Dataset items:
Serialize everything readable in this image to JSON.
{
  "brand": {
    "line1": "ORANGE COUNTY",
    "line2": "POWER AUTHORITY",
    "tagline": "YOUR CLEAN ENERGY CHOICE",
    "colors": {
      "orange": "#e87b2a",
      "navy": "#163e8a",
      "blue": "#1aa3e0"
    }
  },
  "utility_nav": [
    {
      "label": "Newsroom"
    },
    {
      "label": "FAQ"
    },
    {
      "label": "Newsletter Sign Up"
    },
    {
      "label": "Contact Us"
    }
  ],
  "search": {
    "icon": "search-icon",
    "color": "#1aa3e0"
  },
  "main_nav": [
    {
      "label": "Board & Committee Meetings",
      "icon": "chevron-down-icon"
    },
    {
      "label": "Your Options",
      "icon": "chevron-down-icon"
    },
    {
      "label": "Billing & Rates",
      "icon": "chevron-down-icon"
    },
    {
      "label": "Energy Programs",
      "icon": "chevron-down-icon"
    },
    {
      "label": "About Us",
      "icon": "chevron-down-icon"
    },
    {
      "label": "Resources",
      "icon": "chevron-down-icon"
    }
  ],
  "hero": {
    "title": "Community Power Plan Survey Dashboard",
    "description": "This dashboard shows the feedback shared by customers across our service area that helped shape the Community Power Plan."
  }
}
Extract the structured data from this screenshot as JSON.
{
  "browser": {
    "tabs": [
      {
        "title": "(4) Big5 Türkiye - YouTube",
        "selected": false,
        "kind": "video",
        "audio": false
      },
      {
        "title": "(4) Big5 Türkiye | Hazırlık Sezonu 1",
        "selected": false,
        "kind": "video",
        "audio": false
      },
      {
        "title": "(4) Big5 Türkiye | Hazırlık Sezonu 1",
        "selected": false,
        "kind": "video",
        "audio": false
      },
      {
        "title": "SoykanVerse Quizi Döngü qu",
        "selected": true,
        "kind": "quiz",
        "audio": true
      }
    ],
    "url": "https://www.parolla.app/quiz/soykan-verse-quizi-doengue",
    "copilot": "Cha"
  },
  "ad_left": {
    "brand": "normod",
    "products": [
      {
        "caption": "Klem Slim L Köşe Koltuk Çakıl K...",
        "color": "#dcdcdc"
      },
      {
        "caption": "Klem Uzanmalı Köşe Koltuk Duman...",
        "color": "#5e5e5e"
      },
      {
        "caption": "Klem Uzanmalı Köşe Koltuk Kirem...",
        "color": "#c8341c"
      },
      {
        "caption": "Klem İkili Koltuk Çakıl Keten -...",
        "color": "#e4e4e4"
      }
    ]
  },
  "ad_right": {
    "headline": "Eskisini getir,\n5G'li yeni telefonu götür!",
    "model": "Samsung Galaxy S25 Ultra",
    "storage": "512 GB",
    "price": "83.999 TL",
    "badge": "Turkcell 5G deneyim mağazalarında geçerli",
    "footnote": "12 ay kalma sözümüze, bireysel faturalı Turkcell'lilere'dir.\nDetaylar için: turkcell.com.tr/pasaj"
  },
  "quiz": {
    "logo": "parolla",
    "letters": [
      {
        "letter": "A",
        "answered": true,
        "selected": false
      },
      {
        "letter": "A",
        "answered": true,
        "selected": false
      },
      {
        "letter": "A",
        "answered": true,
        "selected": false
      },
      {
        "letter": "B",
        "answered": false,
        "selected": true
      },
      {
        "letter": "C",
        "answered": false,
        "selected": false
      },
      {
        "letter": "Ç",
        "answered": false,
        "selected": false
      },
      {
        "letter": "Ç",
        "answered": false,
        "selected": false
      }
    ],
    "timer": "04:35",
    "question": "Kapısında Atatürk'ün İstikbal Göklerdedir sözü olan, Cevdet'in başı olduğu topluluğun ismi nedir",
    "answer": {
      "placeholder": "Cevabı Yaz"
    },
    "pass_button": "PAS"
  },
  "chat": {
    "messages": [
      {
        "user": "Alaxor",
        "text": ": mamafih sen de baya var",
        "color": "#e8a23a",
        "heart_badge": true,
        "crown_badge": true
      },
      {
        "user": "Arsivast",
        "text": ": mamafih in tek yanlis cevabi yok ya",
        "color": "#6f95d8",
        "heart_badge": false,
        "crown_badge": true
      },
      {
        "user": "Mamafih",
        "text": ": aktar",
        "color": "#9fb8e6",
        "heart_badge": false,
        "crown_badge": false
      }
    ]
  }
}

Task description – Review the preceding data and report every line that includes the string "Plan".

Completed task –
    "title": "Community Power Plan Survey Dashboard",
    "description": "This dashboard shows the feedback shared by customers across our service area that helped shape the Community Power Plan."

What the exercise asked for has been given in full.